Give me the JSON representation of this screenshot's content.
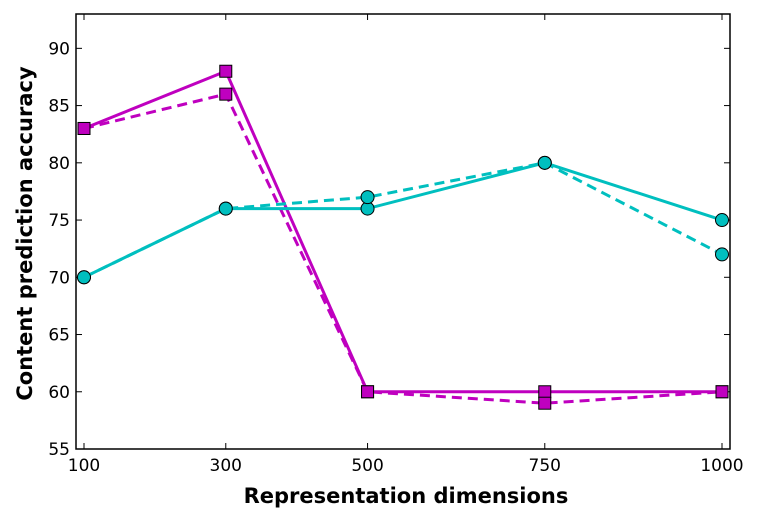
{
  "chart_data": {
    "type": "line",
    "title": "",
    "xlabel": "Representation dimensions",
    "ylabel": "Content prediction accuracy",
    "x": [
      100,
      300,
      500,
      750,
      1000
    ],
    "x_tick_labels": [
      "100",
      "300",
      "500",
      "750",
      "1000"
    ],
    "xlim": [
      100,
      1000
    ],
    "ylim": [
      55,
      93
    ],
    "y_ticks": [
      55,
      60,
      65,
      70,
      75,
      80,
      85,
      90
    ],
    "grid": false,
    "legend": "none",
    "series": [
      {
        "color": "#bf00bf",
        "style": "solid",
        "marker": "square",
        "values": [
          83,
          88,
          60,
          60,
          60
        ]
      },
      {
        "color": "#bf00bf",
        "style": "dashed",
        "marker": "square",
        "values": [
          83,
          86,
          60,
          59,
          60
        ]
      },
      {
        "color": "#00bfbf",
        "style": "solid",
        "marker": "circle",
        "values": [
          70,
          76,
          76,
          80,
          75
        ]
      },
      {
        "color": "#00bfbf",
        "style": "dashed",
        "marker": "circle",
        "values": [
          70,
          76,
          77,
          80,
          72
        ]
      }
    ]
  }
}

☆ ☆ ☆

▶ **Your instructions**: Write out all the records again, exactly, minus any pictures.

▶ **Task solution**:
Give me the JSON representation of this screenshot's content.
{
  "chart_data": {
    "type": "line",
    "title": "",
    "xlabel": "Representation dimensions",
    "ylabel": "Content prediction accuracy",
    "x": [
      100,
      300,
      500,
      750,
      1000
    ],
    "x_tick_labels": [
      "100",
      "300",
      "500",
      "750",
      "1000"
    ],
    "xlim": [
      100,
      1000
    ],
    "ylim": [
      55,
      93
    ],
    "y_ticks": [
      55,
      60,
      65,
      70,
      75,
      80,
      85,
      90
    ],
    "grid": false,
    "legend": "none",
    "series": [
      {
        "color": "#bf00bf",
        "style": "solid",
        "marker": "square",
        "values": [
          83,
          88,
          60,
          60,
          60
        ]
      },
      {
        "color": "#bf00bf",
        "style": "dashed",
        "marker": "square",
        "values": [
          83,
          86,
          60,
          59,
          60
        ]
      },
      {
        "color": "#00bfbf",
        "style": "solid",
        "marker": "circle",
        "values": [
          70,
          76,
          76,
          80,
          75
        ]
      },
      {
        "color": "#00bfbf",
        "style": "dashed",
        "marker": "circle",
        "values": [
          70,
          76,
          77,
          80,
          72
        ]
      }
    ]
  }
}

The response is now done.